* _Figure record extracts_
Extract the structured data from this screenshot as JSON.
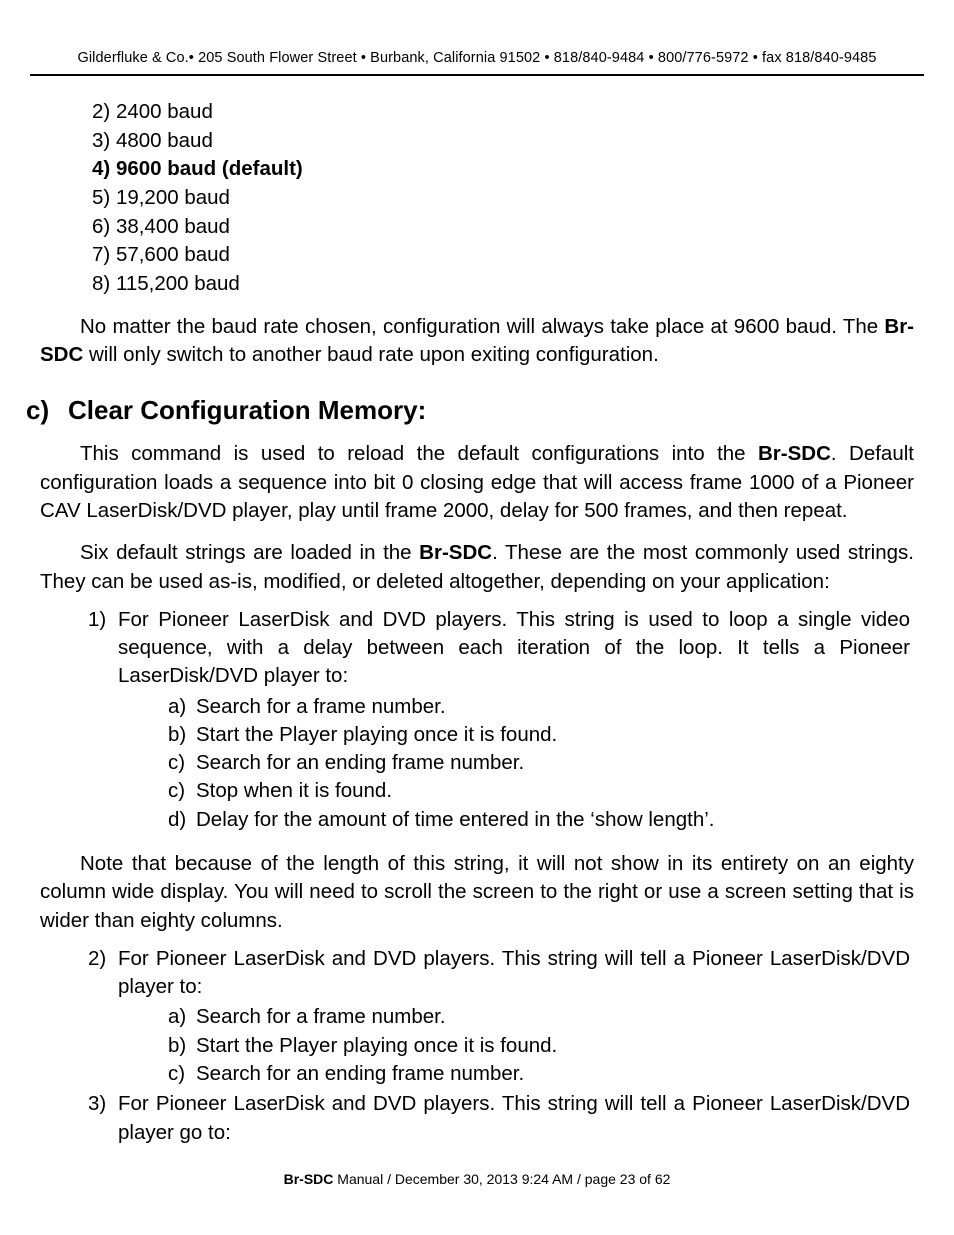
{
  "header": {
    "text": "Gilderfluke & Co.• 205 South Flower Street • Burbank, California 91502 • 818/840-9484 • 800/776-5972 • fax 818/840-9485"
  },
  "baud_items": [
    {
      "marker": "2)",
      "label": "2400 baud",
      "bold": false
    },
    {
      "marker": "3)",
      "label": "4800 baud",
      "bold": false
    },
    {
      "marker": "4)",
      "label": "9600 baud (default)",
      "bold": true
    },
    {
      "marker": "5)",
      "label": "19,200 baud",
      "bold": false
    },
    {
      "marker": "6)",
      "label": "38,400 baud",
      "bold": false
    },
    {
      "marker": "7)",
      "label": "57,600 baud",
      "bold": false
    },
    {
      "marker": "8)",
      "label": "115,200 baud",
      "bold": false
    }
  ],
  "para1": {
    "pre": "No matter the baud rate chosen, configuration will always take place at 9600 baud. The ",
    "bold": "Br-SDC",
    "post": " will only switch to another baud rate upon exiting configuration."
  },
  "section": {
    "letter": "c)",
    "title": "Clear Configuration Memory:"
  },
  "para2": {
    "pre": "This command is used to reload the default configurations into the ",
    "bold": "Br-SDC",
    "post": ". Default configuration loads a sequence into bit 0 closing edge that will access frame 1000 of a Pioneer CAV LaserDisk/DVD player, play until frame 2000, delay for 500 frames, and then repeat."
  },
  "para3": {
    "pre": "Six default strings are loaded in the ",
    "bold": "Br-SDC",
    "post": ". These are the most commonly used strings. They can be used as-is, modified, or deleted altogether, depending on your application:"
  },
  "item1": {
    "marker": "1)",
    "text": "For Pioneer LaserDisk and DVD players. This string is used to loop a single video sequence, with a delay between each iteration of the loop. It tells a Pioneer LaserDisk/DVD player to:"
  },
  "item1_sub": [
    {
      "marker": "a)",
      "text": "Search for a frame number."
    },
    {
      "marker": "b)",
      "text": "Start the Player playing once it is found."
    },
    {
      "marker": "c)",
      "text": "Search for an ending frame number."
    },
    {
      "marker": "c)",
      "text": "Stop when it is found."
    },
    {
      "marker": "d)",
      "text": "Delay for the amount of time entered in the ‘show length’."
    }
  ],
  "para4": {
    "text": "Note that because of the length of this string, it will not show in its entirety on an eighty column wide display. You will need to scroll the screen to the right or use a screen setting that is wider than eighty columns."
  },
  "item2": {
    "marker": "2)",
    "text": "For Pioneer LaserDisk and DVD players. This string will tell a Pioneer LaserDisk/DVD player to:"
  },
  "item2_sub": [
    {
      "marker": "a)",
      "text": "Search for a frame number."
    },
    {
      "marker": "b)",
      "text": "Start the Player playing once it is found."
    },
    {
      "marker": "c)",
      "text": "Search for an ending frame number."
    }
  ],
  "item3": {
    "marker": "3)",
    "text": "For Pioneer LaserDisk and DVD players. This string will tell a Pioneer LaserDisk/DVD player go to:"
  },
  "footer": {
    "bold": "Br-SDC",
    "rest": " Manual / December 30, 2013 9:24 AM / page 23 of 62"
  }
}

* _DESCRIPTION OF THE TASK_
Copy each line exactly, and leave the pictures out of your copy.

* _EXERCISE SOLUTION_
Extract the structured data from this screenshot as JSON.
{
  "header": {
    "text": "Gilderfluke & Co.• 205 South Flower Street • Burbank, California 91502 • 818/840-9484 • 800/776-5972 • fax 818/840-9485"
  },
  "baud_items": [
    {
      "marker": "2)",
      "label": "2400 baud",
      "bold": false
    },
    {
      "marker": "3)",
      "label": "4800 baud",
      "bold": false
    },
    {
      "marker": "4)",
      "label": "9600 baud (default)",
      "bold": true
    },
    {
      "marker": "5)",
      "label": "19,200 baud",
      "bold": false
    },
    {
      "marker": "6)",
      "label": "38,400 baud",
      "bold": false
    },
    {
      "marker": "7)",
      "label": "57,600 baud",
      "bold": false
    },
    {
      "marker": "8)",
      "label": "115,200 baud",
      "bold": false
    }
  ],
  "para1": {
    "pre": "No matter the baud rate chosen, configuration will always take place at 9600 baud. The ",
    "bold": "Br-SDC",
    "post": " will only switch to another baud rate upon exiting configuration."
  },
  "section": {
    "letter": "c)",
    "title": "Clear Configuration Memory:"
  },
  "para2": {
    "pre": "This command is used to reload the default configurations into the ",
    "bold": "Br-SDC",
    "post": ". Default configuration loads a sequence into bit 0 closing edge that will access frame 1000 of a Pioneer CAV LaserDisk/DVD player, play until frame 2000, delay for 500 frames, and then repeat."
  },
  "para3": {
    "pre": "Six default strings are loaded in the ",
    "bold": "Br-SDC",
    "post": ". These are the most commonly used strings. They can be used as-is, modified, or deleted altogether, depending on your application:"
  },
  "item1": {
    "marker": "1)",
    "text": "For Pioneer LaserDisk and DVD players. This string is used to loop a single video sequence, with a delay between each iteration of the loop. It tells a Pioneer LaserDisk/DVD player to:"
  },
  "item1_sub": [
    {
      "marker": "a)",
      "text": "Search for a frame number."
    },
    {
      "marker": "b)",
      "text": "Start the Player playing once it is found."
    },
    {
      "marker": "c)",
      "text": "Search for an ending frame number."
    },
    {
      "marker": "c)",
      "text": "Stop when it is found."
    },
    {
      "marker": "d)",
      "text": "Delay for the amount of time entered in the ‘show length’."
    }
  ],
  "para4": {
    "text": "Note that because of the length of this string, it will not show in its entirety on an eighty column wide display. You will need to scroll the screen to the right or use a screen setting that is wider than eighty columns."
  },
  "item2": {
    "marker": "2)",
    "text": "For Pioneer LaserDisk and DVD players. This string will tell a Pioneer LaserDisk/DVD player to:"
  },
  "item2_sub": [
    {
      "marker": "a)",
      "text": "Search for a frame number."
    },
    {
      "marker": "b)",
      "text": "Start the Player playing once it is found."
    },
    {
      "marker": "c)",
      "text": "Search for an ending frame number."
    }
  ],
  "item3": {
    "marker": "3)",
    "text": "For Pioneer LaserDisk and DVD players. This string will tell a Pioneer LaserDisk/DVD player go to:"
  },
  "footer": {
    "bold": "Br-SDC",
    "rest": " Manual / December 30, 2013 9:24 AM / page 23 of 62"
  }
}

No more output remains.